Start of Input rows

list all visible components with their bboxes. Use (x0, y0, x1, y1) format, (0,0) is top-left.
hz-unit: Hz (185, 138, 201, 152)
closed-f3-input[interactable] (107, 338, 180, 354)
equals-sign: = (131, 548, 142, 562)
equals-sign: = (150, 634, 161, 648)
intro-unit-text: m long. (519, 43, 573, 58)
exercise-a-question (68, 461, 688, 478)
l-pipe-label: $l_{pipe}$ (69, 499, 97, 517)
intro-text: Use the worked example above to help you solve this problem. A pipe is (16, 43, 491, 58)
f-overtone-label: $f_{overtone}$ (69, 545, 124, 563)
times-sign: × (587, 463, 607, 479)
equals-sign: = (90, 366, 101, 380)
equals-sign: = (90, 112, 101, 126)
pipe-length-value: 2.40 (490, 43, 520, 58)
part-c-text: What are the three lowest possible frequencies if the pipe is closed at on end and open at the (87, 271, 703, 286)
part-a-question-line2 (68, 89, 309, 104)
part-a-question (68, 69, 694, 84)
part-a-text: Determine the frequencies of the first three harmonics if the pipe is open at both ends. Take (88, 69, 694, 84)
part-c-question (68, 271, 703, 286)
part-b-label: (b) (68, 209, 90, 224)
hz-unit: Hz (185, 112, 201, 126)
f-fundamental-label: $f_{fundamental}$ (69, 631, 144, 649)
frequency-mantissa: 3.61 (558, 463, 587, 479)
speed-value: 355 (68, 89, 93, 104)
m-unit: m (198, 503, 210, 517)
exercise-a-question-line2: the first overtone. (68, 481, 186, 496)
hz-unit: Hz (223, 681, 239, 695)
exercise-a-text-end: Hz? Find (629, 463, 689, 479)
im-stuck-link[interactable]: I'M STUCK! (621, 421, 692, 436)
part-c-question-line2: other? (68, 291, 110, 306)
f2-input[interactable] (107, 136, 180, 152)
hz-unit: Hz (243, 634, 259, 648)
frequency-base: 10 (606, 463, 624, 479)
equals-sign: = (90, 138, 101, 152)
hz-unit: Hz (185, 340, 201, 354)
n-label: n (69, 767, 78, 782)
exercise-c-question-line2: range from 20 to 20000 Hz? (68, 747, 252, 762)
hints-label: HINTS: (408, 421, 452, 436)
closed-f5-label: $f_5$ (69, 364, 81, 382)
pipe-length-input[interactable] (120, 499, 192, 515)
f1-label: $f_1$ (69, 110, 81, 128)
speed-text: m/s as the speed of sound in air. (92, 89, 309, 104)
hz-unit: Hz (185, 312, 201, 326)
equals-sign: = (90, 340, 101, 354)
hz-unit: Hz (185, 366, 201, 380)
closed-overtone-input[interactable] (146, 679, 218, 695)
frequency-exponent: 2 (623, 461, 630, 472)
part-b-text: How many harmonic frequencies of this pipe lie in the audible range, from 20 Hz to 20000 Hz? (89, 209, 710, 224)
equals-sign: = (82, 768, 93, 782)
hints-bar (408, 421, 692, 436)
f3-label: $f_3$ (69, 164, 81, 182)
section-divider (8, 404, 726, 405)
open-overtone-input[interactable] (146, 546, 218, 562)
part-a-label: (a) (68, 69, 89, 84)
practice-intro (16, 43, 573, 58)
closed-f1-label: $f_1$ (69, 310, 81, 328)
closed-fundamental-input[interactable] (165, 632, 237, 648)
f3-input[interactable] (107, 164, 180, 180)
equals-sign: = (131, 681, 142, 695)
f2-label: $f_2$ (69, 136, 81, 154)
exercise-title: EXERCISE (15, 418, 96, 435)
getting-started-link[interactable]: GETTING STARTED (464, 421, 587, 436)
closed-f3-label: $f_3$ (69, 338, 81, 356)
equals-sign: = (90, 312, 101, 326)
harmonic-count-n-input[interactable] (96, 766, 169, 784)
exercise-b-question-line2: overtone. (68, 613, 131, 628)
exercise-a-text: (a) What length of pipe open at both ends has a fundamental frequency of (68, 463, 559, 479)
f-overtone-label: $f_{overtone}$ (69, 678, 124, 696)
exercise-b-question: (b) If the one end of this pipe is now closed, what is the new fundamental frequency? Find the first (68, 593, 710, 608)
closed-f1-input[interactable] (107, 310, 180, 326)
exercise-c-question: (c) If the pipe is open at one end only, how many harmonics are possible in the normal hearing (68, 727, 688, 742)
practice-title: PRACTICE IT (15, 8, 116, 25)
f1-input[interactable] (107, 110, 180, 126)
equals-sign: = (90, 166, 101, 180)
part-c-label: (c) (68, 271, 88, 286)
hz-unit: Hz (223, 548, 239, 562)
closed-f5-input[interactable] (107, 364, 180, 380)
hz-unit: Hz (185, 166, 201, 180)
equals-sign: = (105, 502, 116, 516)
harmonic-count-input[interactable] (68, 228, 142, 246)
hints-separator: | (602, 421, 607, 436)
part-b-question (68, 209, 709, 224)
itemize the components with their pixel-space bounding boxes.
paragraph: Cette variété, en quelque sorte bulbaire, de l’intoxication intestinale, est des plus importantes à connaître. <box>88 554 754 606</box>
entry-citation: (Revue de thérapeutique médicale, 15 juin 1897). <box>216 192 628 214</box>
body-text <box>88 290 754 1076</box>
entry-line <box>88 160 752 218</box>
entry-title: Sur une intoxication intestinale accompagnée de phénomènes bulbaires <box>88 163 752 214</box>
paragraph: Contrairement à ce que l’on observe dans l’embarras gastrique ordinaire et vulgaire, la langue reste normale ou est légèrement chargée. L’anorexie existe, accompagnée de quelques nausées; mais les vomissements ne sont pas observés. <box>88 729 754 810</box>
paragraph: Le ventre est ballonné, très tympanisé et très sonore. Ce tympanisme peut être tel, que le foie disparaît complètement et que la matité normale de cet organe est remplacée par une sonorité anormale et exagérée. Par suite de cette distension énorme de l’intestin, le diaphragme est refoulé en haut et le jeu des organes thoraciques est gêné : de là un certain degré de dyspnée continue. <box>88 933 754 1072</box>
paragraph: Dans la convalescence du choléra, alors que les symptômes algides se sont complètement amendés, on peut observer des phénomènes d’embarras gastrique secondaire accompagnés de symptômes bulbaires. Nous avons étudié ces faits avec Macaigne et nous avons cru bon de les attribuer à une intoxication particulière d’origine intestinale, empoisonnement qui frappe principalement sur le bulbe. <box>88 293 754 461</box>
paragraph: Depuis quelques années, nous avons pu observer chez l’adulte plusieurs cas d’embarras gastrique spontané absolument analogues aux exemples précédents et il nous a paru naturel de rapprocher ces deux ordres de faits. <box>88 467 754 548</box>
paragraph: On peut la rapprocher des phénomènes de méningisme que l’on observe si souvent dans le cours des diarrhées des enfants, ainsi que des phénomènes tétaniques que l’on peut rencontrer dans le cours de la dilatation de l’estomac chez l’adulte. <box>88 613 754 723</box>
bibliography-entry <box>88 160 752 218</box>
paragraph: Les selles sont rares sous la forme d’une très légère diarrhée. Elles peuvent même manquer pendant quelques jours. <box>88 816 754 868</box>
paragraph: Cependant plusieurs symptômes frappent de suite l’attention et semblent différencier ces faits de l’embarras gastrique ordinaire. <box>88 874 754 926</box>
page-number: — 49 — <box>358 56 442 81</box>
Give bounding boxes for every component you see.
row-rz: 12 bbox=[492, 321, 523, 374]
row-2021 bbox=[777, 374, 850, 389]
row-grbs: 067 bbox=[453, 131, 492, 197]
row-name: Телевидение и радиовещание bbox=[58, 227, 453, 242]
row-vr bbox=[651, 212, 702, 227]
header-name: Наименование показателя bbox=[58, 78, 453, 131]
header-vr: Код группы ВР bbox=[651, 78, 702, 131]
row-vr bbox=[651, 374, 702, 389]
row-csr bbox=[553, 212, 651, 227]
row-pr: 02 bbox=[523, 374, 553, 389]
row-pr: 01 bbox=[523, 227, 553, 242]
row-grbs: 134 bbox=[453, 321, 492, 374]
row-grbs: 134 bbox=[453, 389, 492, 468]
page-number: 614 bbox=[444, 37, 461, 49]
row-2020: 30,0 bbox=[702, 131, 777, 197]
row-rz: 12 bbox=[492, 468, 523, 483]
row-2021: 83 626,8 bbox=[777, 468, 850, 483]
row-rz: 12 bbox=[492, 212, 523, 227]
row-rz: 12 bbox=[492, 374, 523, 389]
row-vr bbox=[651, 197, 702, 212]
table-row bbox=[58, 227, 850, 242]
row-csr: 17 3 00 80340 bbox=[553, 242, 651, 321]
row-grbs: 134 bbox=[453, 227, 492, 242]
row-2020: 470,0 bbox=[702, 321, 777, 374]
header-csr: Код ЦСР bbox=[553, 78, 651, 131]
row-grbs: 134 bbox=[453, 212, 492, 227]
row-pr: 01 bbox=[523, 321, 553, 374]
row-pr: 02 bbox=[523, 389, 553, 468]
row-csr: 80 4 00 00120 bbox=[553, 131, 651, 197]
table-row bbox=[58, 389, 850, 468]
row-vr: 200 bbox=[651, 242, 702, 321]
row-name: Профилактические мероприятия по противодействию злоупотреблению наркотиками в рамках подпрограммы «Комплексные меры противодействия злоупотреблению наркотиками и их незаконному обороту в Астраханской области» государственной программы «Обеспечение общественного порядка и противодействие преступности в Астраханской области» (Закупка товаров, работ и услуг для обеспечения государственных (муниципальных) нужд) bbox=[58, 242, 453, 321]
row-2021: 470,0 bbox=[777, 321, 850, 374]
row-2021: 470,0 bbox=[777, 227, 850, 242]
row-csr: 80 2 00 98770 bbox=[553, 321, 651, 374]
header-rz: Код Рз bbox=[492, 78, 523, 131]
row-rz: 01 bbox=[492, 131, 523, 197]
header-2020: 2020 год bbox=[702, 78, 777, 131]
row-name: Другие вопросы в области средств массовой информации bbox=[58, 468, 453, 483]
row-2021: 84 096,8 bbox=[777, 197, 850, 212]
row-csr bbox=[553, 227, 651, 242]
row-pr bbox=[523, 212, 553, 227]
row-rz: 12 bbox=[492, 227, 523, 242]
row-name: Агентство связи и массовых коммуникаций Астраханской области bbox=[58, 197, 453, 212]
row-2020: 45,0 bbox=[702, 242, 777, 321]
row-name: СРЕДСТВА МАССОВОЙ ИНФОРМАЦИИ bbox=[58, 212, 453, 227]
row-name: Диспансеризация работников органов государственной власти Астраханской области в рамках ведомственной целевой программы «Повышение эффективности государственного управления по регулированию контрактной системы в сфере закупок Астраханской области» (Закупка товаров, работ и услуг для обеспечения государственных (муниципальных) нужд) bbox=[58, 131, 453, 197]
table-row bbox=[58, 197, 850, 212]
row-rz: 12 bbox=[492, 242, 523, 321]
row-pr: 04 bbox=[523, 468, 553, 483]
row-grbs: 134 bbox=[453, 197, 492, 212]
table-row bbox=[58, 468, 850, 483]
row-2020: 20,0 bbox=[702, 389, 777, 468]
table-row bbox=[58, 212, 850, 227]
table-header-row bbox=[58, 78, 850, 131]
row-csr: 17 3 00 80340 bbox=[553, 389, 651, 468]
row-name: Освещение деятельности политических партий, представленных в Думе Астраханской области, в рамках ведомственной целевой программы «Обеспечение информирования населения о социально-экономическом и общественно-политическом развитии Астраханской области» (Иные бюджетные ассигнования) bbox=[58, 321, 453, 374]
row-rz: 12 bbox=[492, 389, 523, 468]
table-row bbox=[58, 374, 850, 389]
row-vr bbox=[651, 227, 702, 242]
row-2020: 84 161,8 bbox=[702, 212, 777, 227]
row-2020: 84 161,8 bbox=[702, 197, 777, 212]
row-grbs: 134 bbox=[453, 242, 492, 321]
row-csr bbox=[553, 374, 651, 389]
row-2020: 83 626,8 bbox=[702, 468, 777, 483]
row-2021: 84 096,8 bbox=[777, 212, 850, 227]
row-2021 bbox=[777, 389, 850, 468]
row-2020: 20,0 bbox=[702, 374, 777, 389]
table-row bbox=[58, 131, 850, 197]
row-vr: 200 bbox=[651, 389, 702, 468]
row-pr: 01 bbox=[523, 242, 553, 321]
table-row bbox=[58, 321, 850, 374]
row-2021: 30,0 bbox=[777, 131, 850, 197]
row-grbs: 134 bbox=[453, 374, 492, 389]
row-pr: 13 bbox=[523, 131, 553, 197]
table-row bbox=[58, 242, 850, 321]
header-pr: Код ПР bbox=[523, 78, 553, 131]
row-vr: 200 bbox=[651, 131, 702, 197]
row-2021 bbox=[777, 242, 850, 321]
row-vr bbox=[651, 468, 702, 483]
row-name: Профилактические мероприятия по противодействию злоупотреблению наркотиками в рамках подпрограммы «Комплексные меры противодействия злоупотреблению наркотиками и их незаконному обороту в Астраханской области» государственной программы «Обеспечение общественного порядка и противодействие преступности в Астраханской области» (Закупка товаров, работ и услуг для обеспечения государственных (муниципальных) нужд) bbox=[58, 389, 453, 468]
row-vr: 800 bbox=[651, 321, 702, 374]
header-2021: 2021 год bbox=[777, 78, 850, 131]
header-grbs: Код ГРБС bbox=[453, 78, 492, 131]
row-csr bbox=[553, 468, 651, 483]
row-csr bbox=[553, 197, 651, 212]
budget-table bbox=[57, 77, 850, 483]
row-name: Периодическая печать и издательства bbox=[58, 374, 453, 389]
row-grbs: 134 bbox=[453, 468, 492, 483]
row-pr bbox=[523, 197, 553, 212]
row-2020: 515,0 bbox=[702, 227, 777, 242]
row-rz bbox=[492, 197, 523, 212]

End of Input rows

* Aim *
Rewrite everything from the start of the material down through the line containing "pipe-length-input[interactable] (120, 499, 192, 515)", changing "hints-label" to "help-label" and leaving the rest as it is.

* Response *
list all visible components with their bboxes. Use (x0, y0, x1, y1) format, (0,0) is top-left.
hz-unit: Hz (185, 138, 201, 152)
closed-f3-input[interactable] (107, 338, 180, 354)
equals-sign: = (131, 548, 142, 562)
equals-sign: = (150, 634, 161, 648)
intro-unit-text: m long. (519, 43, 573, 58)
exercise-a-question (68, 461, 688, 478)
l-pipe-label: $l_{pipe}$ (69, 499, 97, 517)
intro-text: Use the worked example above to help you solve this problem. A pipe is (16, 43, 491, 58)
f-overtone-label: $f_{overtone}$ (69, 545, 124, 563)
times-sign: × (587, 463, 607, 479)
equals-sign: = (90, 366, 101, 380)
equals-sign: = (90, 112, 101, 126)
pipe-length-value: 2.40 (490, 43, 520, 58)
part-c-text: What are the three lowest possible frequencies if the pipe is closed at on end and open at the (87, 271, 703, 286)
part-a-question-line2 (68, 89, 309, 104)
part-a-question (68, 69, 694, 84)
part-a-text: Determine the frequencies of the first three harmonics if the pipe is open at both ends. Take (88, 69, 694, 84)
part-c-question (68, 271, 703, 286)
part-b-label: (b) (68, 209, 90, 224)
hz-unit: Hz (185, 112, 201, 126)
f-fundamental-label: $f_{fundamental}$ (69, 631, 144, 649)
frequency-mantissa: 3.61 (558, 463, 587, 479)
speed-value: 355 (68, 89, 93, 104)
m-unit: m (198, 503, 210, 517)
exercise-a-question-line2: the first overtone. (68, 481, 186, 496)
hz-unit: Hz (223, 681, 239, 695)
exercise-a-text-end: Hz? Find (629, 463, 689, 479)
im-stuck-link[interactable]: I'M STUCK! (621, 421, 692, 436)
part-c-question-line2: other? (68, 291, 110, 306)
f2-input[interactable] (107, 136, 180, 152)
hz-unit: Hz (243, 634, 259, 648)
frequency-base: 10 (606, 463, 624, 479)
equals-sign: = (90, 138, 101, 152)
hz-unit: Hz (185, 340, 201, 354)
n-label: n (69, 767, 78, 782)
exercise-c-question-line2: range from 20 to 20000 Hz? (68, 747, 252, 762)
help-label: HINTS: (408, 421, 452, 436)
closed-f5-label: $f_5$ (69, 364, 81, 382)
pipe-length-input[interactable] (120, 499, 192, 515)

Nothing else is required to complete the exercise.